■ **REQUEST**:
Keep the images out and copy every entry below exactly.

__________________________________________________

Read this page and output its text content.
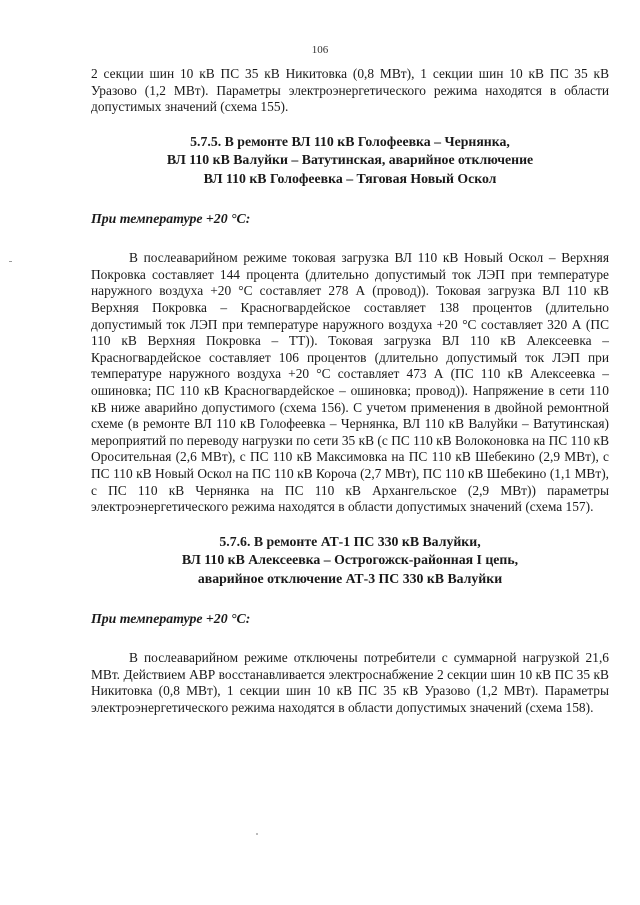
106

2 секции шин 10 кВ ПС 35 кВ Никитовка (0,8 МВт), 1 секции шин 10 кВ ПС 35 кВ Уразово (1,2 МВт). Параметры электроэнергетического режима находятся в области допустимых значений (схема 155).

5.7.5. В ремонте ВЛ 110 кВ Голофеевка – Чернянка,
ВЛ 110 кВ Валуйки – Ватутинская, аварийное отключение
ВЛ 110 кВ Голофеевка – Тяговая Новый Оскол
При температуре +20 °С:

В послеаварийном режиме токовая загрузка ВЛ 110 кВ Новый Оскол – Верхняя Покровка составляет 144 процента (длительно допустимый ток ЛЭП при температуре наружного воздуха +20 °С составляет 278 А (провод)). Токовая загрузка ВЛ 110 кВ Верхняя Покровка – Красногвардейское составляет 138 процентов (длительно допустимый ток ЛЭП при температуре наружного воздуха +20 °С составляет 320 А (ПС 110 кВ Верхняя Покровка – ТТ)). Токовая загрузка ВЛ 110 кВ Алексеевка – Красногвардейское составляет 106 процентов (длительно допустимый ток ЛЭП при температуре наружного воздуха +20 °С составляет 473 А (ПС 110 кВ Алексеевка – ошиновка; ПС 110 кВ Красногвардейское – ошиновка; провод)). Напряжение в сети 110 кВ ниже аварийно допустимого (схема 156). С учетом применения в двойной ремонтной схеме (в ремонте ВЛ 110 кВ Голофеевка – Чернянка, ВЛ 110 кВ Валуйки – Ватутинская) мероприятий по переводу нагрузки по сети 35 кВ (с ПС 110 кВ Волоконовка на ПС 110 кВ Оросительная (2,6 МВт), с ПС 110 кВ Максимовка на ПС 110 кВ Шебекино (2,9 МВт), с ПС 110 кВ Новый Оскол на ПС 110 кВ Короча (2,7 МВт), ПС 110 кВ Шебекино (1,1 МВт), с ПС 110 кВ Чернянка на ПС 110 кВ Архангельское (2,9 МВт)) параметры электроэнергетического режима находятся в области допустимых значений (схема 157).

5.7.6. В ремонте АТ-1 ПС 330 кВ Валуйки,
ВЛ 110 кВ Алексеевка – Острогожск-районная I цепь,
аварийное отключение АТ-3 ПС 330 кВ Валуйки
При температуре +20 °С:

В послеаварийном режиме отключены потребители с суммарной нагрузкой 21,6 МВт. Действием АВР восстанавливается электроснабжение 2 секции шин 10 кВ ПС 35 кВ Никитовка (0,8 МВт), 1 секции шин 10 кВ ПС 35 кВ Уразово (1,2 МВт). Параметры электроэнергетического режима находятся в области допустимых значений (схема 158).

__________________________________________________

■ **OUTPUT BELOW**:
Read this page and output its text content.
106

2 секции шин 10 кВ ПС 35 кВ Никитовка (0,8 МВт), 1 секции шин 10 кВ ПС 35 кВ Уразово (1,2 МВт). Параметры электроэнергетического режима находятся в области допустимых значений (схема 155).

5.7.5. В ремонте ВЛ 110 кВ Голофеевка – Чернянка,
ВЛ 110 кВ Валуйки – Ватутинская, аварийное отключение
ВЛ 110 кВ Голофеевка – Тяговая Новый Оскол
При температуре +20 °С:

В послеаварийном режиме токовая загрузка ВЛ 110 кВ Новый Оскол – Верхняя Покровка составляет 144 процента (длительно допустимый ток ЛЭП при температуре наружного воздуха +20 °С составляет 278 А (провод)). Токовая загрузка ВЛ 110 кВ Верхняя Покровка – Красногвардейское составляет 138 процентов (длительно допустимый ток ЛЭП при температуре наружного воздуха +20 °С составляет 320 А (ПС 110 кВ Верхняя Покровка – ТТ)). Токовая загрузка ВЛ 110 кВ Алексеевка – Красногвардейское составляет 106 процентов (длительно допустимый ток ЛЭП при температуре наружного воздуха +20 °С составляет 473 А (ПС 110 кВ Алексеевка – ошиновка; ПС 110 кВ Красногвардейское – ошиновка; провод)). Напряжение в сети 110 кВ ниже аварийно допустимого (схема 156). С учетом применения в двойной ремонтной схеме (в ремонте ВЛ 110 кВ Голофеевка – Чернянка, ВЛ 110 кВ Валуйки – Ватутинская) мероприятий по переводу нагрузки по сети 35 кВ (с ПС 110 кВ Волоконовка на ПС 110 кВ Оросительная (2,6 МВт), с ПС 110 кВ Максимовка на ПС 110 кВ Шебекино (2,9 МВт), с ПС 110 кВ Новый Оскол на ПС 110 кВ Короча (2,7 МВт), ПС 110 кВ Шебекино (1,1 МВт), с ПС 110 кВ Чернянка на ПС 110 кВ Архангельское (2,9 МВт)) параметры электроэнергетического режима находятся в области допустимых значений (схема 157).

5.7.6. В ремонте АТ-1 ПС 330 кВ Валуйки,
ВЛ 110 кВ Алексеевка – Острогожск-районная I цепь,
аварийное отключение АТ-3 ПС 330 кВ Валуйки
При температуре +20 °С:

В послеаварийном режиме отключены потребители с суммарной нагрузкой 21,6 МВт. Действием АВР восстанавливается электроснабжение 2 секции шин 10 кВ ПС 35 кВ Никитовка (0,8 МВт), 1 секции шин 10 кВ ПС 35 кВ Уразово (1,2 МВт). Параметры электроэнергетического режима находятся в области допустимых значений (схема 158).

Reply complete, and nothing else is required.